━━━ Records supplied ━━━

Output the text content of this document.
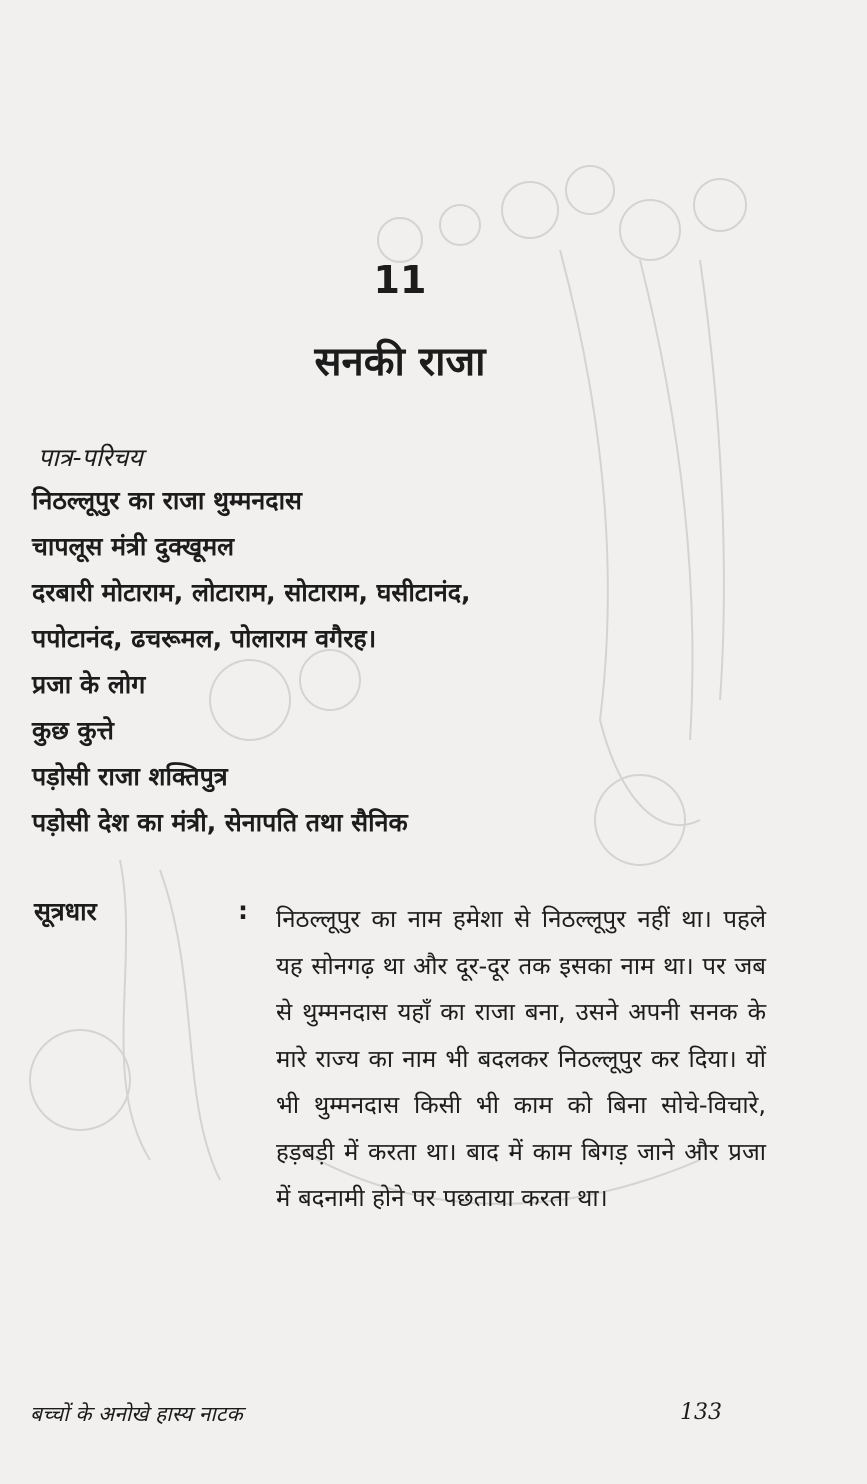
11
सनकी राजा
पात्र-परिचय
निठल्लूपुर का राजा थुम्मनदास
चापलूस मंत्री दुक्खूमल
दरबारी मोटाराम, लोटाराम, सोटाराम, घसीटानंद,
पपोटानंद, ढचरूमल, पोलाराम वगैरह।
प्रजा के लोग
कुछ कुत्ते
पड़ोसी राजा शक्तिपुत्र
पड़ोसी देश का मंत्री, सेनापति तथा सैनिक
सूत्रधार	: निठल्लूपुर का नाम हमेशा से निठल्लूपुर नहीं था। पहले यह सोनगढ़ था और दूर-दूर तक इसका नाम था। पर जब से थुम्मनदास यहाँ का राजा बना, उसने अपनी सनक के मारे राज्य का नाम भी बदलकर निठल्लूपुर कर दिया। यों भी थुम्मनदास किसी भी काम को बिना सोचे-विचारे, हड़बड़ी में करता था। बाद में काम बिगड़ जाने और प्रजा में बदनामी होने पर पछताया करता था।

बच्चों के अनोखे हास्य नाटक	133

━━━

**Exercise instructions:** Restate each line of the records exactly; pictures do not belong in the copy.

**Solved exercise:**
Output the text content of this document.
11
सनकी राजा
पात्र-परिचय
निठल्लूपुर का राजा थुम्मनदास
चापलूस मंत्री दुक्खूमल
दरबारी मोटाराम, लोटाराम, सोटाराम, घसीटानंद,
पपोटानंद, ढचरूमल, पोलाराम वगैरह।
प्रजा के लोग
कुछ कुत्ते
पड़ोसी राजा शक्तिपुत्र
पड़ोसी देश का मंत्री, सेनापति तथा सैनिक
सूत्रधार	: निठल्लूपुर का नाम हमेशा से निठल्लूपुर नहीं था। पहले यह सोनगढ़ था और दूर-दूर तक इसका नाम था। पर जब से थुम्मनदास यहाँ का राजा बना, उसने अपनी सनक के मारे राज्य का नाम भी बदलकर निठल्लूपुर कर दिया। यों भी थुम्मनदास किसी भी काम को बिना सोचे-विचारे, हड़बड़ी में करता था। बाद में काम बिगड़ जाने और प्रजा में बदनामी होने पर पछताया करता था।

बच्चों के अनोखे हास्य नाटक	133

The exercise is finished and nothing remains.